Work to do
Pull out every line with the word "image" from the entries below.

Data for this task
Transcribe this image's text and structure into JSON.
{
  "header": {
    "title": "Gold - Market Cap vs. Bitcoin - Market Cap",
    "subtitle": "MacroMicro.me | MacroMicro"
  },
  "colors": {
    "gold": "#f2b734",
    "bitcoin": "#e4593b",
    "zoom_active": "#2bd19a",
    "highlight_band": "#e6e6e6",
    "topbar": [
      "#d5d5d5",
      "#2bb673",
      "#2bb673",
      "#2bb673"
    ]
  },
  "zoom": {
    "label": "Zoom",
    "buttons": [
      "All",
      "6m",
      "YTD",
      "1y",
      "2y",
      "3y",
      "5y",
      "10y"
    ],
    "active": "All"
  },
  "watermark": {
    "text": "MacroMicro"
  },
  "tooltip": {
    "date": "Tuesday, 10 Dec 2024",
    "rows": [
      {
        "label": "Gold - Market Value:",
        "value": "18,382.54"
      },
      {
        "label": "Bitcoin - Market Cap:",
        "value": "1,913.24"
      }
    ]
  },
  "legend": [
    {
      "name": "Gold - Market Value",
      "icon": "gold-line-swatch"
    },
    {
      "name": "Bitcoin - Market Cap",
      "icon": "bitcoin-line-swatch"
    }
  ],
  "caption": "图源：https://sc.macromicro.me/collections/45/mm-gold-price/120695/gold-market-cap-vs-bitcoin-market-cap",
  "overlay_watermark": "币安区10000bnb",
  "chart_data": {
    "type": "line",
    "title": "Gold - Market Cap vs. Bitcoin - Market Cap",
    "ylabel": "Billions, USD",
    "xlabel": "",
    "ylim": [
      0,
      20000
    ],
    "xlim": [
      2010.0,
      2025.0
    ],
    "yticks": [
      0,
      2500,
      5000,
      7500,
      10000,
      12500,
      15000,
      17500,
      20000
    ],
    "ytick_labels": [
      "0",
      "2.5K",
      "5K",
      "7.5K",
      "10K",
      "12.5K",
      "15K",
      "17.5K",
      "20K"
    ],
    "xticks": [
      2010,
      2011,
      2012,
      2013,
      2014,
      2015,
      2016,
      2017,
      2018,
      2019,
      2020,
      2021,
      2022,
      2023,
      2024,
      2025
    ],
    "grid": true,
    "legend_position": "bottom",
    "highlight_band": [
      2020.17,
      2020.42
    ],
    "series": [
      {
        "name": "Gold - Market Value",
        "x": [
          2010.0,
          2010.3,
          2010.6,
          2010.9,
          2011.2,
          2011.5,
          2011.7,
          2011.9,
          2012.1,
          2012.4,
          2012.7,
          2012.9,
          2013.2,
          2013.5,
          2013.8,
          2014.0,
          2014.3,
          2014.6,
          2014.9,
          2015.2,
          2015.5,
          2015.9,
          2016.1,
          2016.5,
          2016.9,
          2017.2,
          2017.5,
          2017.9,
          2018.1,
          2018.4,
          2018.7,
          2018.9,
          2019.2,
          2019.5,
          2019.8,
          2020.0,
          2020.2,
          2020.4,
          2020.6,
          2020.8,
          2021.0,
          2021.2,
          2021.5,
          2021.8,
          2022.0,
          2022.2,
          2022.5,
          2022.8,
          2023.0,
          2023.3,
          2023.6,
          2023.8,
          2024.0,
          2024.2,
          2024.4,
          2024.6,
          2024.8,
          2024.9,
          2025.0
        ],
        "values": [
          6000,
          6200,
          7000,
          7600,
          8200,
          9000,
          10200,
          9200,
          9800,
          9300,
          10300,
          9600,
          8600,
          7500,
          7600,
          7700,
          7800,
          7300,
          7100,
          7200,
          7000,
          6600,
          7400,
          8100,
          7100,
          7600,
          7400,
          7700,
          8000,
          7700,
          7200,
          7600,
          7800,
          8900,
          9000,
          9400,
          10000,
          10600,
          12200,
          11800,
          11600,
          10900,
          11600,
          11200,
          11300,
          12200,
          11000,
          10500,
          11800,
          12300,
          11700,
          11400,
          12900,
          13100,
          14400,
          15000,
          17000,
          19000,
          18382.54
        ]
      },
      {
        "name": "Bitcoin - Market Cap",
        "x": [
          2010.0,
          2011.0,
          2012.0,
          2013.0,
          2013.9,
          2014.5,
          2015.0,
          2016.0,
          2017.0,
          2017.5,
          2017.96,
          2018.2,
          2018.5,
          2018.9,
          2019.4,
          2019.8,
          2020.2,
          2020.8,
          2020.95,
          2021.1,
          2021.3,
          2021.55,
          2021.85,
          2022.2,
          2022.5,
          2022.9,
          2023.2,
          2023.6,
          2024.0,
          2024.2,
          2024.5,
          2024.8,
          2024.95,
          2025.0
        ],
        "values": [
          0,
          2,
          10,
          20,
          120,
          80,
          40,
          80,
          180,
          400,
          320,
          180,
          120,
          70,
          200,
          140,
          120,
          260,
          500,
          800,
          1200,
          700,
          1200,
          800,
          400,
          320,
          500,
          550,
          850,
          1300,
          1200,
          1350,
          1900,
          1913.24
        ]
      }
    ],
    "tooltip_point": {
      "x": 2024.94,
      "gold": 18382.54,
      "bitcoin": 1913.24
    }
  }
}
==
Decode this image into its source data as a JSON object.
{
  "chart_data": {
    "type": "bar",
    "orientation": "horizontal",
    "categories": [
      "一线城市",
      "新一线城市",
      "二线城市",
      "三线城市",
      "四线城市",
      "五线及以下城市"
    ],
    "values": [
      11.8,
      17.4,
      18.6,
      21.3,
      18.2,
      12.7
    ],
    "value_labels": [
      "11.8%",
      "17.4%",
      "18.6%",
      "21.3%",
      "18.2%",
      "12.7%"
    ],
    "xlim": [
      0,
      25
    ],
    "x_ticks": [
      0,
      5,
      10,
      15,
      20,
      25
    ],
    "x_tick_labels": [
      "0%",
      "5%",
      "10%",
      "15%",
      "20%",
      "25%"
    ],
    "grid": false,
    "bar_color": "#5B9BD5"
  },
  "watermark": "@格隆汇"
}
---
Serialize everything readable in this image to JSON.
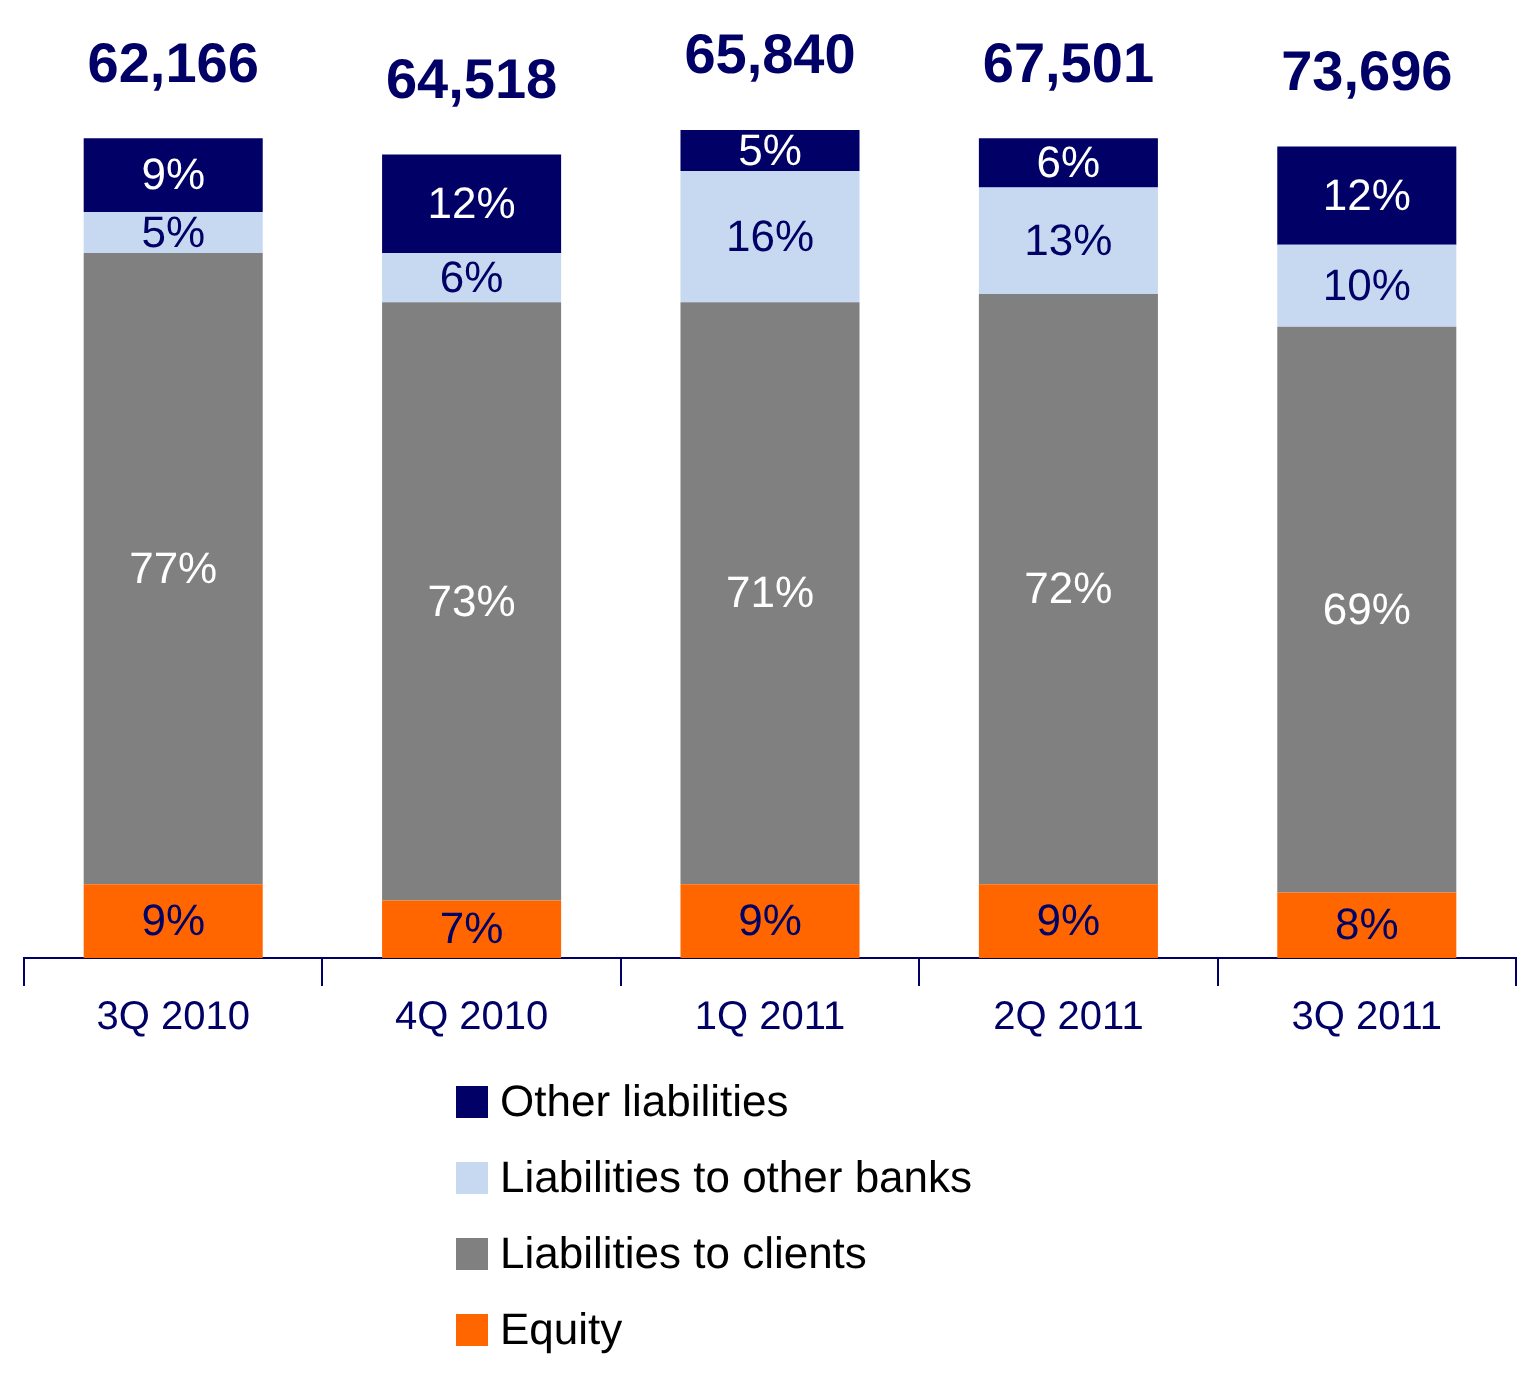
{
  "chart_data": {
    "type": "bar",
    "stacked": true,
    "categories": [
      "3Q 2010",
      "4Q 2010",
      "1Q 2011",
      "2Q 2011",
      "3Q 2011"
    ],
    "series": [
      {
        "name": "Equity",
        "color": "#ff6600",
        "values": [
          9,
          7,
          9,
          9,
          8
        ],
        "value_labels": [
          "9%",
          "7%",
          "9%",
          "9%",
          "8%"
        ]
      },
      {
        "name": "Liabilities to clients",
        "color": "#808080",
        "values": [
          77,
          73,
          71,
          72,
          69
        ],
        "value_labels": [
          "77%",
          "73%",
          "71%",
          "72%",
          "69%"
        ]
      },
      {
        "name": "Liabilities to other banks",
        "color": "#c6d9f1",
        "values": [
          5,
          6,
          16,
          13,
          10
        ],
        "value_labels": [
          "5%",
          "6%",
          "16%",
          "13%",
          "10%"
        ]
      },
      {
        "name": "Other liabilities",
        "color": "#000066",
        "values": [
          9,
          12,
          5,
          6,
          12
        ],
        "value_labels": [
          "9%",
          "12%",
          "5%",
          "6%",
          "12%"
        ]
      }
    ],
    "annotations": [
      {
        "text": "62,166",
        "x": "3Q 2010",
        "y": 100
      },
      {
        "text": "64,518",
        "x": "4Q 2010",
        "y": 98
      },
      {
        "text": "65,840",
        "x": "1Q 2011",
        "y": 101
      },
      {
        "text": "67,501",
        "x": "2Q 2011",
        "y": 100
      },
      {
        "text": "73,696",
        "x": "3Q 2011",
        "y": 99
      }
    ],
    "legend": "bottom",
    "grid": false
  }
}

Task result
Transcribe this image's text and structure into JSON.
Decode this image into its source data as a JSON object.
Serialize everything readable in this image to JSON.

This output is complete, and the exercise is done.